EXERCISE AIM:
Repeat the whole listing exactly as written.

SUPPLIED RECORDS:
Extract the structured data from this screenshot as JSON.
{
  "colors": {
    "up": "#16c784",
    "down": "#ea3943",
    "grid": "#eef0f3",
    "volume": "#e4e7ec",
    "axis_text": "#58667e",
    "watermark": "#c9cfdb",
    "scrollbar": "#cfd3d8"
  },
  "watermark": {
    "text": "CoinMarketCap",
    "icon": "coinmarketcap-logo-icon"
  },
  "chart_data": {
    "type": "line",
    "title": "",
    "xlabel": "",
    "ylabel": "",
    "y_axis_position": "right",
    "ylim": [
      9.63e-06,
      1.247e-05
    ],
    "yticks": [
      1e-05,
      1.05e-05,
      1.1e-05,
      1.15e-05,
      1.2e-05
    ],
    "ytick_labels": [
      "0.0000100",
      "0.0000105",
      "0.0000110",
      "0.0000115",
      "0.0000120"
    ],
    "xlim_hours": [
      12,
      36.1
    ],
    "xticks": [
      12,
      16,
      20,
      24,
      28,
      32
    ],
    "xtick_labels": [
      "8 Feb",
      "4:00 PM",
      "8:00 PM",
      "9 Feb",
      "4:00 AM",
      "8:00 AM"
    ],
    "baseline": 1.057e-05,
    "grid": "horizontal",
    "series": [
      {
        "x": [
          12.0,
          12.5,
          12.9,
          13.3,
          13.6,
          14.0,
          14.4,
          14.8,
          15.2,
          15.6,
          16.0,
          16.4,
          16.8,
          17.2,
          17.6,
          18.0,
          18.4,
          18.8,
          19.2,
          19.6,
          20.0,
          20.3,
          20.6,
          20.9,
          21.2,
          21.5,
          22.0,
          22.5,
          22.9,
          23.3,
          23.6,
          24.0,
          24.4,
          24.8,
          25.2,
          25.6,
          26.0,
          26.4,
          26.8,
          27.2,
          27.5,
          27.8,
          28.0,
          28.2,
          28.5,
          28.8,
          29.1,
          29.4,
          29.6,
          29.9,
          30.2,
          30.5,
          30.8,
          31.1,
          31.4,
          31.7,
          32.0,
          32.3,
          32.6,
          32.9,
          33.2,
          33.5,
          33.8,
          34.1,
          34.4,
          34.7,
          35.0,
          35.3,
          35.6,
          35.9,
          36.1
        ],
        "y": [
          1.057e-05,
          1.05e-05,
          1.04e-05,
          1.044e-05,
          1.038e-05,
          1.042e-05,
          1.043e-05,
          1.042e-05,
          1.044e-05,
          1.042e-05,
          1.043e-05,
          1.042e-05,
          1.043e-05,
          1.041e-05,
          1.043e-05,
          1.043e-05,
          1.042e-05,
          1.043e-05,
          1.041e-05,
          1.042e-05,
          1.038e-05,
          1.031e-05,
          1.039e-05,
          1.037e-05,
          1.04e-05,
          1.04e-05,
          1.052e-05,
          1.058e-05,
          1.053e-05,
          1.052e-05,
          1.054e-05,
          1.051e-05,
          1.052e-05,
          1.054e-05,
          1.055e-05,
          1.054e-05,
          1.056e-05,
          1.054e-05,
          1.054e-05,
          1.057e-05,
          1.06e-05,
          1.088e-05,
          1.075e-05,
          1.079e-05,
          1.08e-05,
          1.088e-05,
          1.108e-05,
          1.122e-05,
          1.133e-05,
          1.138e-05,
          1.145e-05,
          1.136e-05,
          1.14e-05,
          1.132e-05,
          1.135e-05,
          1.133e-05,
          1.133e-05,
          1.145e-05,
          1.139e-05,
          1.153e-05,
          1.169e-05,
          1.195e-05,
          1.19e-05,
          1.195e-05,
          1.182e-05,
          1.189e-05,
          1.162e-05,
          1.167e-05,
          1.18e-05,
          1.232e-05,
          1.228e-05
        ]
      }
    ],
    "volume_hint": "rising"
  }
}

FULL RESPONSE:
Extract the structured data from this screenshot as JSON.
{
  "colors": {
    "up": "#16c784",
    "down": "#ea3943",
    "grid": "#eef0f3",
    "volume": "#e4e7ec",
    "axis_text": "#58667e",
    "watermark": "#c9cfdb",
    "scrollbar": "#cfd3d8"
  },
  "watermark": {
    "text": "CoinMarketCap",
    "icon": "coinmarketcap-logo-icon"
  },
  "chart_data": {
    "type": "line",
    "title": "",
    "xlabel": "",
    "ylabel": "",
    "y_axis_position": "right",
    "ylim": [
      9.63e-06,
      1.247e-05
    ],
    "yticks": [
      1e-05,
      1.05e-05,
      1.1e-05,
      1.15e-05,
      1.2e-05
    ],
    "ytick_labels": [
      "0.0000100",
      "0.0000105",
      "0.0000110",
      "0.0000115",
      "0.0000120"
    ],
    "xlim_hours": [
      12,
      36.1
    ],
    "xticks": [
      12,
      16,
      20,
      24,
      28,
      32
    ],
    "xtick_labels": [
      "8 Feb",
      "4:00 PM",
      "8:00 PM",
      "9 Feb",
      "4:00 AM",
      "8:00 AM"
    ],
    "baseline": 1.057e-05,
    "grid": "horizontal",
    "series": [
      {
        "x": [
          12.0,
          12.5,
          12.9,
          13.3,
          13.6,
          14.0,
          14.4,
          14.8,
          15.2,
          15.6,
          16.0,
          16.4,
          16.8,
          17.2,
          17.6,
          18.0,
          18.4,
          18.8,
          19.2,
          19.6,
          20.0,
          20.3,
          20.6,
          20.9,
          21.2,
          21.5,
          22.0,
          22.5,
          22.9,
          23.3,
          23.6,
          24.0,
          24.4,
          24.8,
          25.2,
          25.6,
          26.0,
          26.4,
          26.8,
          27.2,
          27.5,
          27.8,
          28.0,
          28.2,
          28.5,
          28.8,
          29.1,
          29.4,
          29.6,
          29.9,
          30.2,
          30.5,
          30.8,
          31.1,
          31.4,
          31.7,
          32.0,
          32.3,
          32.6,
          32.9,
          33.2,
          33.5,
          33.8,
          34.1,
          34.4,
          34.7,
          35.0,
          35.3,
          35.6,
          35.9,
          36.1
        ],
        "y": [
          1.057e-05,
          1.05e-05,
          1.04e-05,
          1.044e-05,
          1.038e-05,
          1.042e-05,
          1.043e-05,
          1.042e-05,
          1.044e-05,
          1.042e-05,
          1.043e-05,
          1.042e-05,
          1.043e-05,
          1.041e-05,
          1.043e-05,
          1.043e-05,
          1.042e-05,
          1.043e-05,
          1.041e-05,
          1.042e-05,
          1.038e-05,
          1.031e-05,
          1.039e-05,
          1.037e-05,
          1.04e-05,
          1.04e-05,
          1.052e-05,
          1.058e-05,
          1.053e-05,
          1.052e-05,
          1.054e-05,
          1.051e-05,
          1.052e-05,
          1.054e-05,
          1.055e-05,
          1.054e-05,
          1.056e-05,
          1.054e-05,
          1.054e-05,
          1.057e-05,
          1.06e-05,
          1.088e-05,
          1.075e-05,
          1.079e-05,
          1.08e-05,
          1.088e-05,
          1.108e-05,
          1.122e-05,
          1.133e-05,
          1.138e-05,
          1.145e-05,
          1.136e-05,
          1.14e-05,
          1.132e-05,
          1.135e-05,
          1.133e-05,
          1.133e-05,
          1.145e-05,
          1.139e-05,
          1.153e-05,
          1.169e-05,
          1.195e-05,
          1.19e-05,
          1.195e-05,
          1.182e-05,
          1.189e-05,
          1.162e-05,
          1.167e-05,
          1.18e-05,
          1.232e-05,
          1.228e-05
        ]
      }
    ],
    "volume_hint": "rising"
  }
}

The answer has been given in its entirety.